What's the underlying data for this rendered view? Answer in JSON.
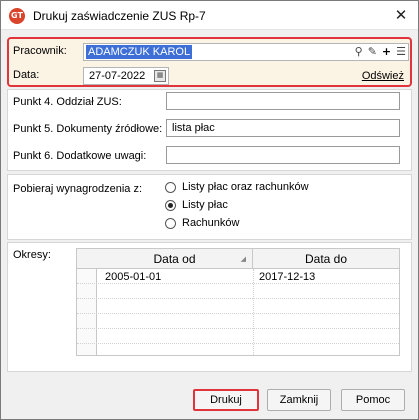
{
  "window": {
    "title": "Drukuj zaświadczenie ZUS Rp-7",
    "app_icon_text": "GT"
  },
  "header": {
    "employee_label": "Pracownik:",
    "employee_value": "ADAMCZUK KAROL",
    "icons": [
      "search-icon",
      "edit-icon",
      "add-icon",
      "list-icon"
    ],
    "date_label": "Data:",
    "date_value": "27-07-2022",
    "refresh_link": "Odśwież"
  },
  "fields": {
    "p4_label": "Punkt 4. Oddział ZUS:",
    "p4_value": "",
    "p5_label": "Punkt 5. Dokumenty źródłowe:",
    "p5_value": "lista płac",
    "p6_label": "Punkt 6. Dodatkowe uwagi:",
    "p6_value": ""
  },
  "wages": {
    "label": "Pobieraj wynagrodzenia z:",
    "options": [
      "Listy płac oraz rachunków",
      "Listy płac",
      "Rachunków"
    ],
    "selected": "Listy płac"
  },
  "periods": {
    "label": "Okresy:",
    "columns": [
      "Data od",
      "Data do"
    ],
    "rows": [
      [
        "2005-01-01",
        "2017-12-13"
      ]
    ]
  },
  "buttons": {
    "print": "Drukuj",
    "close": "Zamknij",
    "help": "Pomoc"
  },
  "colors": {
    "highlight_border": "#e0353c",
    "selection": "#3d6fd6",
    "panel_bg": "#fbf3e4"
  }
}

==============================

## Task to complete
Every record gets retyped exactly; no picture goes into the copy.

## Solution below
What's the underlying data for this rendered view? Answer in JSON.
{
  "window": {
    "title": "Drukuj zaświadczenie ZUS Rp-7",
    "app_icon_text": "GT"
  },
  "header": {
    "employee_label": "Pracownik:",
    "employee_value": "ADAMCZUK KAROL",
    "icons": [
      "search-icon",
      "edit-icon",
      "add-icon",
      "list-icon"
    ],
    "date_label": "Data:",
    "date_value": "27-07-2022",
    "refresh_link": "Odśwież"
  },
  "fields": {
    "p4_label": "Punkt 4. Oddział ZUS:",
    "p4_value": "",
    "p5_label": "Punkt 5. Dokumenty źródłowe:",
    "p5_value": "lista płac",
    "p6_label": "Punkt 6. Dodatkowe uwagi:",
    "p6_value": ""
  },
  "wages": {
    "label": "Pobieraj wynagrodzenia z:",
    "options": [
      "Listy płac oraz rachunków",
      "Listy płac",
      "Rachunków"
    ],
    "selected": "Listy płac"
  },
  "periods": {
    "label": "Okresy:",
    "columns": [
      "Data od",
      "Data do"
    ],
    "rows": [
      [
        "2005-01-01",
        "2017-12-13"
      ]
    ]
  },
  "buttons": {
    "print": "Drukuj",
    "close": "Zamknij",
    "help": "Pomoc"
  },
  "colors": {
    "highlight_border": "#e0353c",
    "selection": "#3d6fd6",
    "panel_bg": "#fbf3e4"
  }
}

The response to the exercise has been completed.